**YOUR TASK:**
Write out the entire listing below exactly, with the pictures left out.

BEGIN

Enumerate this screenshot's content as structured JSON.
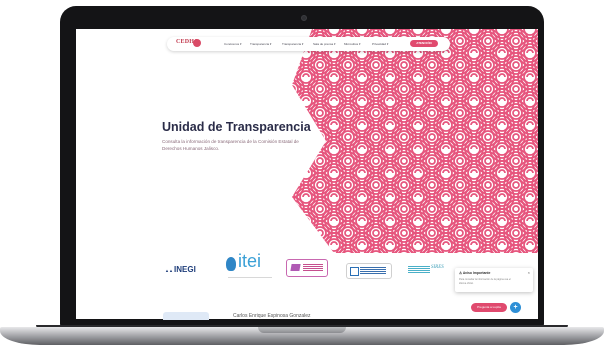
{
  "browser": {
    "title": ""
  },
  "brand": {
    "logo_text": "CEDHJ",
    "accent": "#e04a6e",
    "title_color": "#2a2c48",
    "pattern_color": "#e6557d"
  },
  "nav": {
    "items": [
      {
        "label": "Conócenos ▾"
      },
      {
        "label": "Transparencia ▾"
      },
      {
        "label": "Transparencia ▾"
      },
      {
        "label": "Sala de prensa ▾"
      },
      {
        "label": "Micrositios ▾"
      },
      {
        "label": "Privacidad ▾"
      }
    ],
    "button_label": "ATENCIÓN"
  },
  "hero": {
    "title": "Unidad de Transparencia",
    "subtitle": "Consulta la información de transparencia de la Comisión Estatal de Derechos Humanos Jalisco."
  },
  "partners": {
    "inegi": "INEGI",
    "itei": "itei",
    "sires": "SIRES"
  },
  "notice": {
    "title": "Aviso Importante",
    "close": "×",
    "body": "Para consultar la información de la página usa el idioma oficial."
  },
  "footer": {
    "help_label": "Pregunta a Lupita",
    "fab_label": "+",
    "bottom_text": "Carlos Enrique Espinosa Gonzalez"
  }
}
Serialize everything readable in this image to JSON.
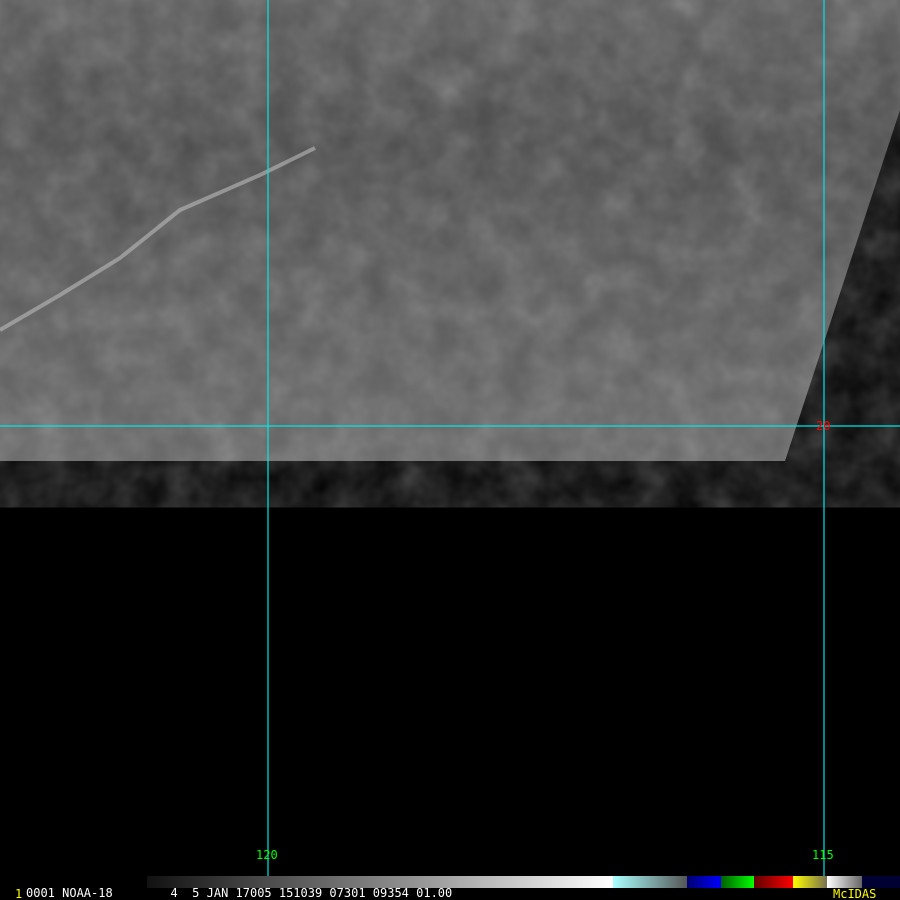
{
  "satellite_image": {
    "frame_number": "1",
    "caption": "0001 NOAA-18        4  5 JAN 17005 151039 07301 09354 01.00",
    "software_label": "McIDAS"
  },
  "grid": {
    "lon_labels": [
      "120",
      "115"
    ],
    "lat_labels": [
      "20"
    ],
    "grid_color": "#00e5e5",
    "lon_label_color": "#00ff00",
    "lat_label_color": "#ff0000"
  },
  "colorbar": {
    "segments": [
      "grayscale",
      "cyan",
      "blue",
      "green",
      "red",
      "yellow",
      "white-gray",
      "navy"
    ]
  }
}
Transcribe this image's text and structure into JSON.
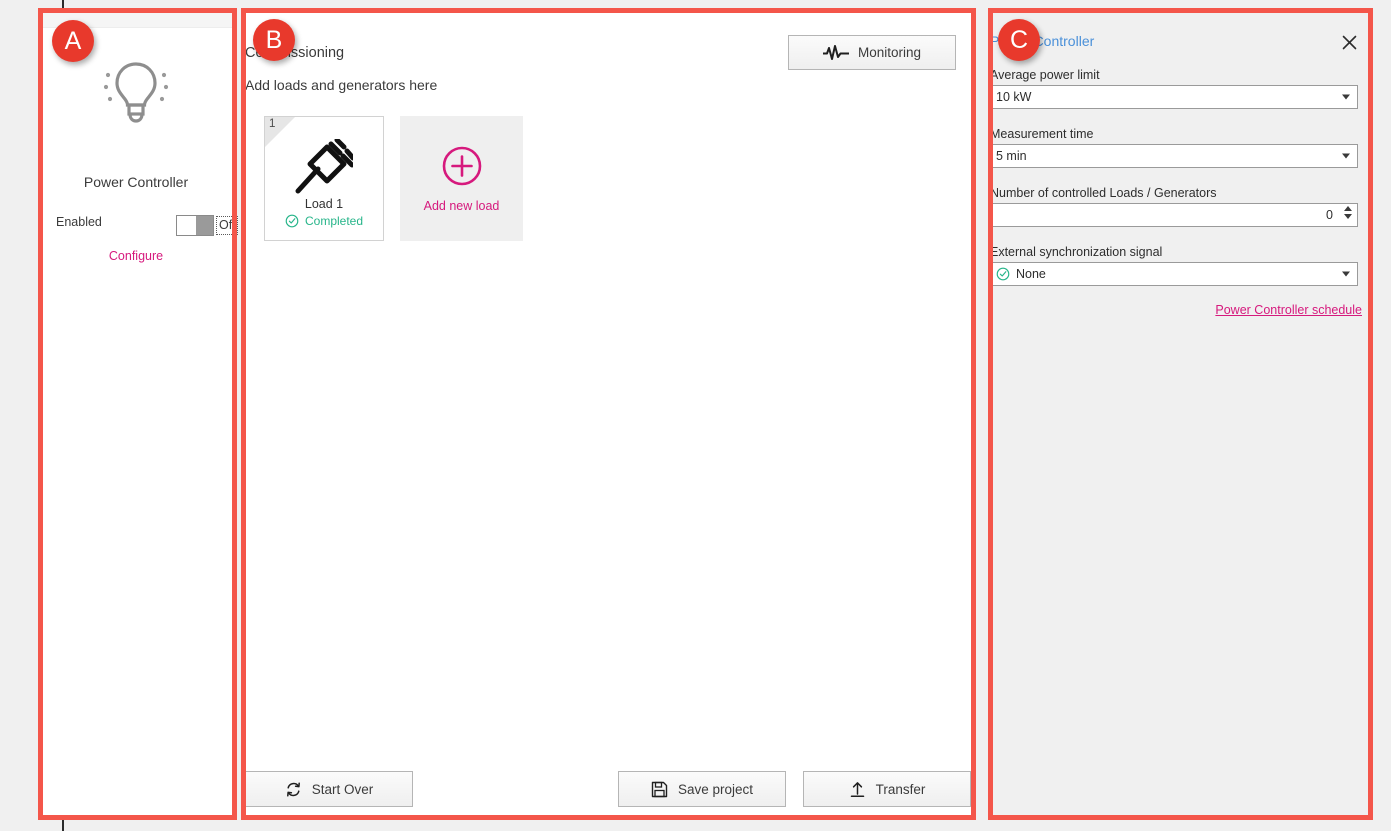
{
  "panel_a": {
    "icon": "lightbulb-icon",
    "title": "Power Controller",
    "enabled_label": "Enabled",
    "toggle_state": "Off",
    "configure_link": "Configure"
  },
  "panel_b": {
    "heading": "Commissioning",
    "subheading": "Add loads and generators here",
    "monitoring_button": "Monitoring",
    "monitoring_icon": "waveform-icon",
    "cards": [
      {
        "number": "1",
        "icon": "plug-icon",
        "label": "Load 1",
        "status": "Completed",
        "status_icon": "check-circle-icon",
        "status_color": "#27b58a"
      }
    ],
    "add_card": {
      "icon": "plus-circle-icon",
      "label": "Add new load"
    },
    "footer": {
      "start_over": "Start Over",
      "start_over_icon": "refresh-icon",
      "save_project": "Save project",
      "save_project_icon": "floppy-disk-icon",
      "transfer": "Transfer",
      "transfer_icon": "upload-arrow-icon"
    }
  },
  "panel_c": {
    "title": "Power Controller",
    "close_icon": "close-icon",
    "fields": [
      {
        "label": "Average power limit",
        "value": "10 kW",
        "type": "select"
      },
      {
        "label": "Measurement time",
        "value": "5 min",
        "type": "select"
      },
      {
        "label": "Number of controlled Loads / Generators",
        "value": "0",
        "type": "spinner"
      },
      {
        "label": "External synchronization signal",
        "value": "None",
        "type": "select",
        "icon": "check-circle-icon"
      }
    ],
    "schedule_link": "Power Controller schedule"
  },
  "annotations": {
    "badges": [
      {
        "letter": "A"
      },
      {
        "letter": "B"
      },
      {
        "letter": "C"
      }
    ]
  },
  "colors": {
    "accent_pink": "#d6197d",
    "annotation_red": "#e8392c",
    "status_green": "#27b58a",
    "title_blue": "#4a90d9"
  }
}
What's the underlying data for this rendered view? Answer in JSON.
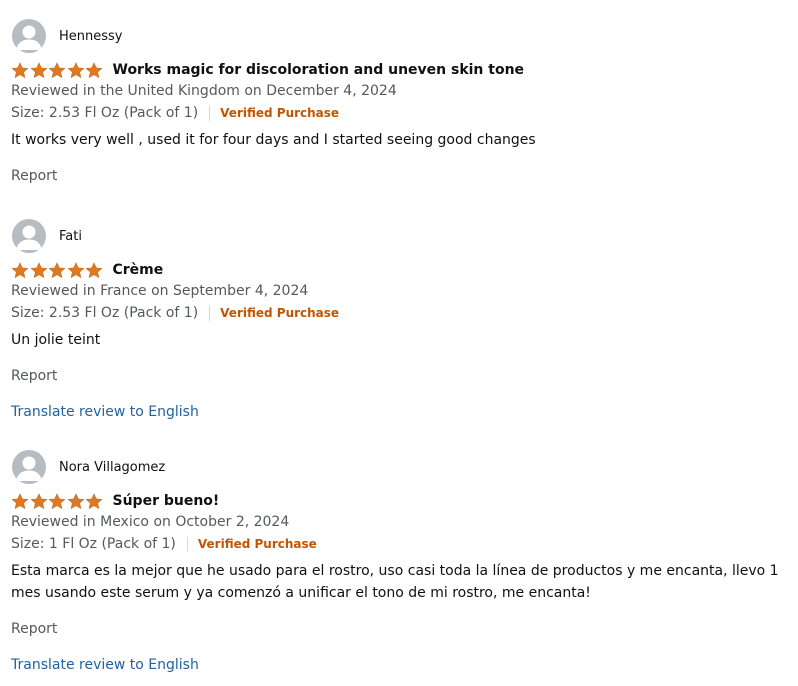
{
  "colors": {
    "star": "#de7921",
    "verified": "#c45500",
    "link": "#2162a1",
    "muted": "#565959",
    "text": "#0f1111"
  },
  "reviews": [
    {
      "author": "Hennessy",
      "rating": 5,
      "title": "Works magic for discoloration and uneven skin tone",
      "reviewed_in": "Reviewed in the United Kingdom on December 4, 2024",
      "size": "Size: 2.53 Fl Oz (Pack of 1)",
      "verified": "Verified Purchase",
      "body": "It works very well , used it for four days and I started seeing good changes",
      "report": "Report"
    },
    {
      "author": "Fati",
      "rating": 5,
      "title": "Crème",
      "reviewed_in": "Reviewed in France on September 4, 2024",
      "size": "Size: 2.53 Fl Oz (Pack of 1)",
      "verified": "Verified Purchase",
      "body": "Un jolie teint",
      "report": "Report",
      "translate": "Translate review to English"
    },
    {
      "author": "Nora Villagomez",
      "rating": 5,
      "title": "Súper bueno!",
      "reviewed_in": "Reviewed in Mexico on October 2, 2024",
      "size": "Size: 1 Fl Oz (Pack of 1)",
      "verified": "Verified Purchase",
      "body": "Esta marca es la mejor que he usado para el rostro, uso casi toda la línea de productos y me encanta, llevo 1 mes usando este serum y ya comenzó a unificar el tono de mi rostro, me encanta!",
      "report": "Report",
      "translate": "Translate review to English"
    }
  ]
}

END

**OUTPUT BELOW:**
Enumerate this screenshot's content as structured JSON.
{
  "browser": {
    "title": ""
  },
  "brand": {
    "logo_text": "CEDHJ",
    "accent": "#e04a6e",
    "title_color": "#2a2c48",
    "pattern_color": "#e6557d"
  },
  "nav": {
    "items": [
      {
        "label": "Conócenos ▾"
      },
      {
        "label": "Transparencia ▾"
      },
      {
        "label": "Transparencia ▾"
      },
      {
        "label": "Sala de prensa ▾"
      },
      {
        "label": "Micrositios ▾"
      },
      {
        "label": "Privacidad ▾"
      }
    ],
    "button_label": "ATENCIÓN"
  },
  "hero": {
    "title": "Unidad de Transparencia",
    "subtitle": "Consulta la información de transparencia de la Comisión Estatal de Derechos Humanos Jalisco."
  },
  "partners": {
    "inegi": "INEGI",
    "itei": "itei",
    "sires": "SIRES"
  },
  "notice": {
    "title": "Aviso Importante",
    "close": "×",
    "body": "Para consultar la información de la página usa el idioma oficial."
  },
  "footer": {
    "help_label": "Pregunta a Lupita",
    "fab_label": "+",
    "bottom_text": "Carlos Enrique Espinosa Gonzalez"
  }
}
Serialize everything readable in this image to JSON.
{
  "satellite_image": {
    "frame_number": "1",
    "caption": "0001 NOAA-18        4  5 JAN 17005 151039 07301 09354 01.00",
    "software_label": "McIDAS"
  },
  "grid": {
    "lon_labels": [
      "120",
      "115"
    ],
    "lat_labels": [
      "20"
    ],
    "grid_color": "#00e5e5",
    "lon_label_color": "#00ff00",
    "lat_label_color": "#ff0000"
  },
  "colorbar": {
    "segments": [
      "grayscale",
      "cyan",
      "blue",
      "green",
      "red",
      "yellow",
      "white-gray",
      "navy"
    ]
  }
}
Transcribe this image's text and structure into JSON.
{
  "panel_a": {
    "icon": "lightbulb-icon",
    "title": "Power Controller",
    "enabled_label": "Enabled",
    "toggle_state": "Off",
    "configure_link": "Configure"
  },
  "panel_b": {
    "heading": "Commissioning",
    "subheading": "Add loads and generators here",
    "monitoring_button": "Monitoring",
    "monitoring_icon": "waveform-icon",
    "cards": [
      {
        "number": "1",
        "icon": "plug-icon",
        "label": "Load 1",
        "status": "Completed",
        "status_icon": "check-circle-icon",
        "status_color": "#27b58a"
      }
    ],
    "add_card": {
      "icon": "plus-circle-icon",
      "label": "Add new load"
    },
    "footer": {
      "start_over": "Start Over",
      "start_over_icon": "refresh-icon",
      "save_project": "Save project",
      "save_project_icon": "floppy-disk-icon",
      "transfer": "Transfer",
      "transfer_icon": "upload-arrow-icon"
    }
  },
  "panel_c": {
    "title": "Power Controller",
    "close_icon": "close-icon",
    "fields": [
      {
        "label": "Average power limit",
        "value": "10 kW",
        "type": "select"
      },
      {
        "label": "Measurement time",
        "value": "5 min",
        "type": "select"
      },
      {
        "label": "Number of controlled Loads / Generators",
        "value": "0",
        "type": "spinner"
      },
      {
        "label": "External synchronization signal",
        "value": "None",
        "type": "select",
        "icon": "check-circle-icon"
      }
    ],
    "schedule_link": "Power Controller schedule"
  },
  "annotations": {
    "badges": [
      {
        "letter": "A"
      },
      {
        "letter": "B"
      },
      {
        "letter": "C"
      }
    ]
  },
  "colors": {
    "accent_pink": "#d6197d",
    "annotation_red": "#e8392c",
    "status_green": "#27b58a",
    "title_blue": "#4a90d9"
  }
}
What's the underlying data for this rendered view? Answer in JSON.
{
  "colors": {
    "star": "#de7921",
    "verified": "#c45500",
    "link": "#2162a1",
    "muted": "#565959",
    "text": "#0f1111"
  },
  "reviews": [
    {
      "author": "Hennessy",
      "rating": 5,
      "title": "Works magic for discoloration and uneven skin tone",
      "reviewed_in": "Reviewed in the United Kingdom on December 4, 2024",
      "size": "Size: 2.53 Fl Oz (Pack of 1)",
      "verified": "Verified Purchase",
      "body": "It works very well , used it for four days and I started seeing good changes",
      "report": "Report"
    },
    {
      "author": "Fati",
      "rating": 5,
      "title": "Crème",
      "reviewed_in": "Reviewed in France on September 4, 2024",
      "size": "Size: 2.53 Fl Oz (Pack of 1)",
      "verified": "Verified Purchase",
      "body": "Un jolie teint",
      "report": "Report",
      "translate": "Translate review to English"
    },
    {
      "author": "Nora Villagomez",
      "rating": 5,
      "title": "Súper bueno!",
      "reviewed_in": "Reviewed in Mexico on October 2, 2024",
      "size": "Size: 1 Fl Oz (Pack of 1)",
      "verified": "Verified Purchase",
      "body": "Esta marca es la mejor que he usado para el rostro, uso casi toda la línea de productos y me encanta, llevo 1 mes usando este serum y ya comenzó a unificar el tono de mi rostro, me encanta!",
      "report": "Report",
      "translate": "Translate review to English"
    }
  ]
}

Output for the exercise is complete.